■ EXERCISE DIRECTIONS:
Repeat every record below exactly as it appears.

____

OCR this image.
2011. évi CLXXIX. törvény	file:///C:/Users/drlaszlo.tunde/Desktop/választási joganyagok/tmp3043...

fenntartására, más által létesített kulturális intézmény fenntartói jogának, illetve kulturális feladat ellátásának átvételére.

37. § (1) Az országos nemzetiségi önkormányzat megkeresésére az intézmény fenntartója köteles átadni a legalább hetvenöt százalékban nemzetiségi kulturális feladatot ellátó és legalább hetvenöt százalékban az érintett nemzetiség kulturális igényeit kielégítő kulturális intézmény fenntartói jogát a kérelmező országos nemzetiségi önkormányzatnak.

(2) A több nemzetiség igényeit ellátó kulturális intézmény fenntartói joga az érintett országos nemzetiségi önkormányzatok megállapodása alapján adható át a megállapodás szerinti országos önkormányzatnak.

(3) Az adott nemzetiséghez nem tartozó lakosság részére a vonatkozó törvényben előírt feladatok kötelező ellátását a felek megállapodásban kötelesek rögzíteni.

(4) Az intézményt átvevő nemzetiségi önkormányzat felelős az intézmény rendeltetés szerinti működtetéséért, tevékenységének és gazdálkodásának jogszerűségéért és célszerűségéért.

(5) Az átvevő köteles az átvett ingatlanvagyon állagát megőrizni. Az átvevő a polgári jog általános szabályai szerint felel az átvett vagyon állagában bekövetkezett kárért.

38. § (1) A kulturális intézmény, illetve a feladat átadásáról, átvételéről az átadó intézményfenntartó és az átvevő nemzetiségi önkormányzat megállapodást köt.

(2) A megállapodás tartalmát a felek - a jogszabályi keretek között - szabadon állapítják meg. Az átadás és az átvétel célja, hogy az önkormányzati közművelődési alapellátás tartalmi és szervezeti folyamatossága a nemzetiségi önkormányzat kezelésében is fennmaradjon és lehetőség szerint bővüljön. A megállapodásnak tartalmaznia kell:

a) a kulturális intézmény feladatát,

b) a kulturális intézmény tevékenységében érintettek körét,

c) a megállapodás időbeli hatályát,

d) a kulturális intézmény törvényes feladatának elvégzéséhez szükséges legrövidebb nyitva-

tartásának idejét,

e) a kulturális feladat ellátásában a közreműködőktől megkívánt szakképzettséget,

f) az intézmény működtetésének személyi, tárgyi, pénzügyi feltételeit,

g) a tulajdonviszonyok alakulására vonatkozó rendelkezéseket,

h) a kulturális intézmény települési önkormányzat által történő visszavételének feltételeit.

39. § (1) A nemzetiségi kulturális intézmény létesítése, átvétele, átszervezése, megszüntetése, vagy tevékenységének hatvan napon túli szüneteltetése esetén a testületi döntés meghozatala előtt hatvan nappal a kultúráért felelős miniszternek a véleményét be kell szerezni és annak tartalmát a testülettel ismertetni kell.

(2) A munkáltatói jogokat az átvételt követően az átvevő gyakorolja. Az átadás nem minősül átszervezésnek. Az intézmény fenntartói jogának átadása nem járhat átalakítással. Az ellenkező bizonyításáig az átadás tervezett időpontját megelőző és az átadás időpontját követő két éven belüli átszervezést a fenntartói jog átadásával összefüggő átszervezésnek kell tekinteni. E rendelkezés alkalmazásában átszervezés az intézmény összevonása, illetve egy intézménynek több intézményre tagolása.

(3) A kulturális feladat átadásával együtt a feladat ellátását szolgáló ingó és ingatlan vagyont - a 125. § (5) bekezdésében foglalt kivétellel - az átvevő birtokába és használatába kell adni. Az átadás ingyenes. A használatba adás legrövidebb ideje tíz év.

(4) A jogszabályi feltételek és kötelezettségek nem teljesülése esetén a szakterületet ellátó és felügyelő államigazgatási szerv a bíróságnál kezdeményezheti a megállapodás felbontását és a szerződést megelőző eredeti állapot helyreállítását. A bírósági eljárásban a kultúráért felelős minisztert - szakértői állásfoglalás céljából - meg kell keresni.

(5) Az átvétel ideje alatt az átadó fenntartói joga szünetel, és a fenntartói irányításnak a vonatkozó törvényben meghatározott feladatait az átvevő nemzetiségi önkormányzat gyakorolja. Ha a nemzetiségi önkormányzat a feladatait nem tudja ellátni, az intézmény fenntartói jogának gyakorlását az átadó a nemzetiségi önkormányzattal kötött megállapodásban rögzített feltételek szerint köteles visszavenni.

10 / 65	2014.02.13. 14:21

____

■ PROBLEM SOLUTION:
OCR this image.
2011. évi CLXXIX. törvény	file:///C:/Users/drlaszlo.tunde/Desktop/választási joganyagok/tmp3043...

fenntartására, más által létesített kulturális intézmény fenntartói jogának, illetve kulturális feladat ellátásának átvételére.

37. § (1) Az országos nemzetiségi önkormányzat megkeresésére az intézmény fenntartója köteles átadni a legalább hetvenöt százalékban nemzetiségi kulturális feladatot ellátó és legalább hetvenöt százalékban az érintett nemzetiség kulturális igényeit kielégítő kulturális intézmény fenntartói jogát a kérelmező országos nemzetiségi önkormányzatnak.

(2) A több nemzetiség igényeit ellátó kulturális intézmény fenntartói joga az érintett országos nemzetiségi önkormányzatok megállapodása alapján adható át a megállapodás szerinti országos önkormányzatnak.

(3) Az adott nemzetiséghez nem tartozó lakosság részére a vonatkozó törvényben előírt feladatok kötelező ellátását a felek megállapodásban kötelesek rögzíteni.

(4) Az intézményt átvevő nemzetiségi önkormányzat felelős az intézmény rendeltetés szerinti működtetéséért, tevékenységének és gazdálkodásának jogszerűségéért és célszerűségéért.

(5) Az átvevő köteles az átvett ingatlanvagyon állagát megőrizni. Az átvevő a polgári jog általános szabályai szerint felel az átvett vagyon állagában bekövetkezett kárért.

38. § (1) A kulturális intézmény, illetve a feladat átadásáról, átvételéről az átadó intézményfenntartó és az átvevő nemzetiségi önkormányzat megállapodást köt.

(2) A megállapodás tartalmát a felek - a jogszabályi keretek között - szabadon állapítják meg. Az átadás és az átvétel célja, hogy az önkormányzati közművelődési alapellátás tartalmi és szervezeti folyamatossága a nemzetiségi önkormányzat kezelésében is fennmaradjon és lehetőség szerint bővüljön. A megállapodásnak tartalmaznia kell:

a) a kulturális intézmény feladatát,

b) a kulturális intézmény tevékenységében érintettek körét,

c) a megállapodás időbeli hatályát,

d) a kulturális intézmény törvényes feladatának elvégzéséhez szükséges legrövidebb nyitva-

tartásának idejét,

e) a kulturális feladat ellátásában a közreműködőktől megkívánt szakképzettséget,

f) az intézmény működtetésének személyi, tárgyi, pénzügyi feltételeit,

g) a tulajdonviszonyok alakulására vonatkozó rendelkezéseket,

h) a kulturális intézmény települési önkormányzat által történő visszavételének feltételeit.

39. § (1) A nemzetiségi kulturális intézmény létesítése, átvétele, átszervezése, megszüntetése, vagy tevékenységének hatvan napon túli szüneteltetése esetén a testületi döntés meghozatala előtt hatvan nappal a kultúráért felelős miniszternek a véleményét be kell szerezni és annak tartalmát a testülettel ismertetni kell.

(2) A munkáltatói jogokat az átvételt követően az átvevő gyakorolja. Az átadás nem minősül átszervezésnek. Az intézmény fenntartói jogának átadása nem járhat átalakítással. Az ellenkező bizonyításáig az átadás tervezett időpontját megelőző és az átadás időpontját követő két éven belüli átszervezést a fenntartói jog átadásával összefüggő átszervezésnek kell tekinteni. E rendelkezés alkalmazásában átszervezés az intézmény összevonása, illetve egy intézménynek több intézményre tagolása.

(3) A kulturális feladat átadásával együtt a feladat ellátását szolgáló ingó és ingatlan vagyont - a 125. § (5) bekezdésében foglalt kivétellel - az átvevő birtokába és használatába kell adni. Az átadás ingyenes. A használatba adás legrövidebb ideje tíz év.

(4) A jogszabályi feltételek és kötelezettségek nem teljesülése esetén a szakterületet ellátó és felügyelő államigazgatási szerv a bíróságnál kezdeményezheti a megállapodás felbontását és a szerződést megelőző eredeti állapot helyreállítását. A bírósági eljárásban a kultúráért felelős minisztert - szakértői állásfoglalás céljából - meg kell keresni.

(5) Az átvétel ideje alatt az átadó fenntartói joga szünetel, és a fenntartói irányításnak a vonatkozó törvényben meghatározott feladatait az átvevő nemzetiségi önkormányzat gyakorolja. Ha a nemzetiségi önkormányzat a feladatait nem tudja ellátni, az intézmény fenntartói jogának gyakorlását az átadó a nemzetiségi önkormányzattal kötött megállapodásban rögzített feltételek szerint köteles visszavenni.

10 / 65	2014.02.13. 14:21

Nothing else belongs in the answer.